* _What you need to do_
Filter the data for lines with the word "enhanced", then copy every line so identified.

* _Data records_
###
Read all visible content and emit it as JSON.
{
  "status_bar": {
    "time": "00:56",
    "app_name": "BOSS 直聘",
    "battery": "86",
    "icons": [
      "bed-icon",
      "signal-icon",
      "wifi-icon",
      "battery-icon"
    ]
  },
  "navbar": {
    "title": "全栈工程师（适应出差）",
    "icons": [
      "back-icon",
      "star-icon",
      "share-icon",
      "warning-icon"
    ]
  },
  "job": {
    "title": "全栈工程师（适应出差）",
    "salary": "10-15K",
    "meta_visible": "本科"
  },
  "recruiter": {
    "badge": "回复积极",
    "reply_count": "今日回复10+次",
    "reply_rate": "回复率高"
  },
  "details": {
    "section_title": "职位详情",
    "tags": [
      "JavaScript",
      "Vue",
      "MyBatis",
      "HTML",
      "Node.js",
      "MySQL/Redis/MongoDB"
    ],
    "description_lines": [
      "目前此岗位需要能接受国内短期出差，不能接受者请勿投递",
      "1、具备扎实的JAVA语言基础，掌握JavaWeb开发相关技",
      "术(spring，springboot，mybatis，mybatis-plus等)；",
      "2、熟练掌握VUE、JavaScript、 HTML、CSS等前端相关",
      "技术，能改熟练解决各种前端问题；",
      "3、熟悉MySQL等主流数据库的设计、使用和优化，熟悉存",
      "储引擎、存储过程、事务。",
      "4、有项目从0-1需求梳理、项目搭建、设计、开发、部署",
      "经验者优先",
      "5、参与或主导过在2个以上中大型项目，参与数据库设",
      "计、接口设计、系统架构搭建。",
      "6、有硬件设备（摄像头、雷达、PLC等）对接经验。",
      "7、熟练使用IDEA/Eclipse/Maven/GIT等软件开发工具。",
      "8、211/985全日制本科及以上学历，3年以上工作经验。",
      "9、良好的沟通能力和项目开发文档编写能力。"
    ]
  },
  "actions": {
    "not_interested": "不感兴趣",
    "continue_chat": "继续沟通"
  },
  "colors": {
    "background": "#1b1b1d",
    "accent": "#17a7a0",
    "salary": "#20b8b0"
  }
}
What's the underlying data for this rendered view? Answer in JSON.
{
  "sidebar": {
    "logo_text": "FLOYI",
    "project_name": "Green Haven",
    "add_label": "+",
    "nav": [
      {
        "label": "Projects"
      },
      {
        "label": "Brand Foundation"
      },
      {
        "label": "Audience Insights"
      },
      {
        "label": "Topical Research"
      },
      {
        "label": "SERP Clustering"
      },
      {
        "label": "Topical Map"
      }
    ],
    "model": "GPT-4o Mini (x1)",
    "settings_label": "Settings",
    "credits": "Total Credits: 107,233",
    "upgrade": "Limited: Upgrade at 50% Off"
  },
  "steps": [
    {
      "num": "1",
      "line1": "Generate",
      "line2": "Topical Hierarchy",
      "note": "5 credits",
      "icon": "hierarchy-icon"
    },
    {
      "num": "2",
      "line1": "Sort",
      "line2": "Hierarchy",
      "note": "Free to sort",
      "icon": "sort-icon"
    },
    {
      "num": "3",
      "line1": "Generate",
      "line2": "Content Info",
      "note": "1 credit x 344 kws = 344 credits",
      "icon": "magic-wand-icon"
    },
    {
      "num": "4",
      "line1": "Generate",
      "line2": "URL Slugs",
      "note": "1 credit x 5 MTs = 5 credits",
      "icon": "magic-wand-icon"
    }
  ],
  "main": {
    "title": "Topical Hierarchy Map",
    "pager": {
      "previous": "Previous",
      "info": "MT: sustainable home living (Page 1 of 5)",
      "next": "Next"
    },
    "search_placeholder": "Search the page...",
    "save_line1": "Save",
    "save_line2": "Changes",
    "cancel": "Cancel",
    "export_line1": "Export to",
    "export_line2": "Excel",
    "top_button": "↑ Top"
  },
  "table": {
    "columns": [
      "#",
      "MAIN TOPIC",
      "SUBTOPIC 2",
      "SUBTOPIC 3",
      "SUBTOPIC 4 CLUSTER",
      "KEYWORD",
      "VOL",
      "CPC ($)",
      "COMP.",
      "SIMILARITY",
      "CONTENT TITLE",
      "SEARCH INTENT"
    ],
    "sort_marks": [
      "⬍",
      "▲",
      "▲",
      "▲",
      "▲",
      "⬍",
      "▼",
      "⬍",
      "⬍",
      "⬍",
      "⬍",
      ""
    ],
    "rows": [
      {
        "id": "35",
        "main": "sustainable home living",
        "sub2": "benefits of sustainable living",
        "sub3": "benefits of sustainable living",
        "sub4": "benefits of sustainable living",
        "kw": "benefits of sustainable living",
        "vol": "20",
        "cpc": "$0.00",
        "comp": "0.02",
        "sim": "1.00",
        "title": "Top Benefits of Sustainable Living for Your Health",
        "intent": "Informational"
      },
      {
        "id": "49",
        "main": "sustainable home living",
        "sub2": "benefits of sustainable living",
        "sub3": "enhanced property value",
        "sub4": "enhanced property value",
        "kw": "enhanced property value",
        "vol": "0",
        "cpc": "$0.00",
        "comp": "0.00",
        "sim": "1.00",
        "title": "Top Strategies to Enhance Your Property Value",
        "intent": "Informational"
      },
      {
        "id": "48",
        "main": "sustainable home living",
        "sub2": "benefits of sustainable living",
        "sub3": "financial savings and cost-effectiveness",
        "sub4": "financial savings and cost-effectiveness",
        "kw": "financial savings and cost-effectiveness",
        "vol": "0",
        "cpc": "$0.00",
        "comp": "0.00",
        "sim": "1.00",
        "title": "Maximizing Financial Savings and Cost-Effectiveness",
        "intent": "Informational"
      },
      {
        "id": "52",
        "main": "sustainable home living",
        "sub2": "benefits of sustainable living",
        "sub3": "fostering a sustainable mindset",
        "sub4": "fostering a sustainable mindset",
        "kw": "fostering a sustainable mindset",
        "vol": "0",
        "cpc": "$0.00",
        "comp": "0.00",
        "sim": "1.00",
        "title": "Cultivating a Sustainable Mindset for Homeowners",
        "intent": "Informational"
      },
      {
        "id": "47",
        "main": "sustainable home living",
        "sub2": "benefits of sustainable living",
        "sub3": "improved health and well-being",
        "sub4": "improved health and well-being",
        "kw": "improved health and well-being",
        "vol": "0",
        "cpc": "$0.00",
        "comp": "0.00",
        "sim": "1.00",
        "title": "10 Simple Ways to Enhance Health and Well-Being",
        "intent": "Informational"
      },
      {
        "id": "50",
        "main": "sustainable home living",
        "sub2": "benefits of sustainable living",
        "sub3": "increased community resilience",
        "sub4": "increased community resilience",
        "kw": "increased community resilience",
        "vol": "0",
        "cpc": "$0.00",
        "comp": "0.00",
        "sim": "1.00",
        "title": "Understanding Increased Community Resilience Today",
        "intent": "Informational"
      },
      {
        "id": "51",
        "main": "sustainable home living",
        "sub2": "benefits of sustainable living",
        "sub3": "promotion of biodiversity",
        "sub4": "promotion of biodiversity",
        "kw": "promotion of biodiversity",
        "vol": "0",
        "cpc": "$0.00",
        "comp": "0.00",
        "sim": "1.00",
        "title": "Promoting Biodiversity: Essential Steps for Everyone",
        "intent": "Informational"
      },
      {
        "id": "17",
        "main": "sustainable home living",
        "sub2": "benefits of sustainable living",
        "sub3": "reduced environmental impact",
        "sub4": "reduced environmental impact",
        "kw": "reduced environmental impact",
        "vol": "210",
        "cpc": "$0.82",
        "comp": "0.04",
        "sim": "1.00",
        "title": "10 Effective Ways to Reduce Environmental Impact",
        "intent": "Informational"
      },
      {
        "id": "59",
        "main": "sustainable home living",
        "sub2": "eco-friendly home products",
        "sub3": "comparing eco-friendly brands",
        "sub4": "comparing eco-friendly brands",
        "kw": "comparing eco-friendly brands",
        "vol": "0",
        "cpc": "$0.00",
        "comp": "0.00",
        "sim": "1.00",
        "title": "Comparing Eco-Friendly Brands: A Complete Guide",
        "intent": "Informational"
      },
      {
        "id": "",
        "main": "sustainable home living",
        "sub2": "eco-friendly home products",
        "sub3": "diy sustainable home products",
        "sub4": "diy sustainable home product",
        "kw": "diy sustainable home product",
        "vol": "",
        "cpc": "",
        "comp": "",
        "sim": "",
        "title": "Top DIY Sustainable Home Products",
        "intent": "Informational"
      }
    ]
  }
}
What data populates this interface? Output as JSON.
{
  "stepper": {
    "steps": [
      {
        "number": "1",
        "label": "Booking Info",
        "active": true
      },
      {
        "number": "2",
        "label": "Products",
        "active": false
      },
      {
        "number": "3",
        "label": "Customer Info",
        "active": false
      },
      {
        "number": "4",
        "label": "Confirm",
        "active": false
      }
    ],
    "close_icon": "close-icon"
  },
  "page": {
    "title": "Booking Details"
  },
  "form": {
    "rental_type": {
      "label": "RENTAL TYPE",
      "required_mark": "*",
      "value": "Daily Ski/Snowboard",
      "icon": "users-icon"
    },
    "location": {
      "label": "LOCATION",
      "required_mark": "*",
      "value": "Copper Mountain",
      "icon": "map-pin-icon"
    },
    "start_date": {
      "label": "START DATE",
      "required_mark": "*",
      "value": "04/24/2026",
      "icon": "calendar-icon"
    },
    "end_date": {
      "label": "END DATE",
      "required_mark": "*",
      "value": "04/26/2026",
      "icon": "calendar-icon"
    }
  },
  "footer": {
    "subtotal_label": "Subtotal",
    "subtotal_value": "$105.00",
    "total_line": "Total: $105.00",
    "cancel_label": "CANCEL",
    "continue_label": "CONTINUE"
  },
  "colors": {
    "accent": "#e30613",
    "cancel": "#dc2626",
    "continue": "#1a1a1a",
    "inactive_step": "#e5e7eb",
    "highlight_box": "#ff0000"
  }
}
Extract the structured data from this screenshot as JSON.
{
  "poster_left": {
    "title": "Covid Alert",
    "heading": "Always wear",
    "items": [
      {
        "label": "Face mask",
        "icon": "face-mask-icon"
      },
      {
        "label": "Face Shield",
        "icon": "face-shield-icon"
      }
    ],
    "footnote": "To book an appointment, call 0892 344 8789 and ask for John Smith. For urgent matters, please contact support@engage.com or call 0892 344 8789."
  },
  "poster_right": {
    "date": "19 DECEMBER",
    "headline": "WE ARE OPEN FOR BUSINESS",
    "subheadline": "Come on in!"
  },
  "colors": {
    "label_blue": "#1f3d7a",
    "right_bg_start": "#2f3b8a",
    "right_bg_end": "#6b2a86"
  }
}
###
* _Full response_
        "sub3": "enhanced property value",
        "sub4": "enhanced property value",
        "kw": "enhanced property value",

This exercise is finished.